> **TASK REQUIREMENTS**: Return each entry exactly, with none missing.

> **DATA EXTRACT**:
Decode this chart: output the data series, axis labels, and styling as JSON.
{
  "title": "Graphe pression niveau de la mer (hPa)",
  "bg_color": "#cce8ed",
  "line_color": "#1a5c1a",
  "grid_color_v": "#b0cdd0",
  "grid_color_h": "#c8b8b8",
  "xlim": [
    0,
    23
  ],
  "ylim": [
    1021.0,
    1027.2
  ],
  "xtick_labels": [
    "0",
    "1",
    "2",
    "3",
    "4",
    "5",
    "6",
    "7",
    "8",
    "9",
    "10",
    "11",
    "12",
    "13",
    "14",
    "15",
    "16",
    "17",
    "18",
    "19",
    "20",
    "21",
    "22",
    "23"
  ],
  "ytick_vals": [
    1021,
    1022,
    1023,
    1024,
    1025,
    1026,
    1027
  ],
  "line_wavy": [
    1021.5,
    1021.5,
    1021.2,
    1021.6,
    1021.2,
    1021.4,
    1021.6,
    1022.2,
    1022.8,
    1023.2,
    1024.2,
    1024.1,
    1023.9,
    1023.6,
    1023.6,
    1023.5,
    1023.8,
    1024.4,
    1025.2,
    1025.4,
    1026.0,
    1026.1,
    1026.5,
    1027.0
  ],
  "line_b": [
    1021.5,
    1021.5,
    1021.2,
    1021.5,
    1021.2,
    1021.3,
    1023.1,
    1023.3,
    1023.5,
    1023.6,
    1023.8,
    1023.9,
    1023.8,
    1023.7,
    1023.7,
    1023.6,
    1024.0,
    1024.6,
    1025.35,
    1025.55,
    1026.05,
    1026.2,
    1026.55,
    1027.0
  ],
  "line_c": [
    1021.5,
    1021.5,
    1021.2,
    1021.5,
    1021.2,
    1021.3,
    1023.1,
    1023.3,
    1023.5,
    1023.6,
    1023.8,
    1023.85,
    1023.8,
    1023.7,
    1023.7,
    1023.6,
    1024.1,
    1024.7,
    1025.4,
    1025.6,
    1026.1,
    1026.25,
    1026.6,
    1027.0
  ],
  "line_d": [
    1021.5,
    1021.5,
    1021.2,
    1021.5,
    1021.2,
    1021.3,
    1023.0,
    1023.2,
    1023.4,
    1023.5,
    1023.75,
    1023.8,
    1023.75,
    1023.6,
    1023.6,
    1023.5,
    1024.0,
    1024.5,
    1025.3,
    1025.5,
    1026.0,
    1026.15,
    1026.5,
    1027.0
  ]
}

> **WRITTEN RESPONSE**:
Decode this chart: output the data series, axis labels, and styling as JSON.
{
  "title": "Graphe pression niveau de la mer (hPa)",
  "bg_color": "#cce8ed",
  "line_color": "#1a5c1a",
  "grid_color_v": "#b0cdd0",
  "grid_color_h": "#c8b8b8",
  "xlim": [
    0,
    23
  ],
  "ylim": [
    1021.0,
    1027.2
  ],
  "xtick_labels": [
    "0",
    "1",
    "2",
    "3",
    "4",
    "5",
    "6",
    "7",
    "8",
    "9",
    "10",
    "11",
    "12",
    "13",
    "14",
    "15",
    "16",
    "17",
    "18",
    "19",
    "20",
    "21",
    "22",
    "23"
  ],
  "ytick_vals": [
    1021,
    1022,
    1023,
    1024,
    1025,
    1026,
    1027
  ],
  "line_wavy": [
    1021.5,
    1021.5,
    1021.2,
    1021.6,
    1021.2,
    1021.4,
    1021.6,
    1022.2,
    1022.8,
    1023.2,
    1024.2,
    1024.1,
    1023.9,
    1023.6,
    1023.6,
    1023.5,
    1023.8,
    1024.4,
    1025.2,
    1025.4,
    1026.0,
    1026.1,
    1026.5,
    1027.0
  ],
  "line_b": [
    1021.5,
    1021.5,
    1021.2,
    1021.5,
    1021.2,
    1021.3,
    1023.1,
    1023.3,
    1023.5,
    1023.6,
    1023.8,
    1023.9,
    1023.8,
    1023.7,
    1023.7,
    1023.6,
    1024.0,
    1024.6,
    1025.35,
    1025.55,
    1026.05,
    1026.2,
    1026.55,
    1027.0
  ],
  "line_c": [
    1021.5,
    1021.5,
    1021.2,
    1021.5,
    1021.2,
    1021.3,
    1023.1,
    1023.3,
    1023.5,
    1023.6,
    1023.8,
    1023.85,
    1023.8,
    1023.7,
    1023.7,
    1023.6,
    1024.1,
    1024.7,
    1025.4,
    1025.6,
    1026.1,
    1026.25,
    1026.6,
    1027.0
  ],
  "line_d": [
    1021.5,
    1021.5,
    1021.2,
    1021.5,
    1021.2,
    1021.3,
    1023.0,
    1023.2,
    1023.4,
    1023.5,
    1023.75,
    1023.8,
    1023.75,
    1023.6,
    1023.6,
    1023.5,
    1024.0,
    1024.5,
    1025.3,
    1025.5,
    1026.0,
    1026.15,
    1026.5,
    1027.0
  ]
}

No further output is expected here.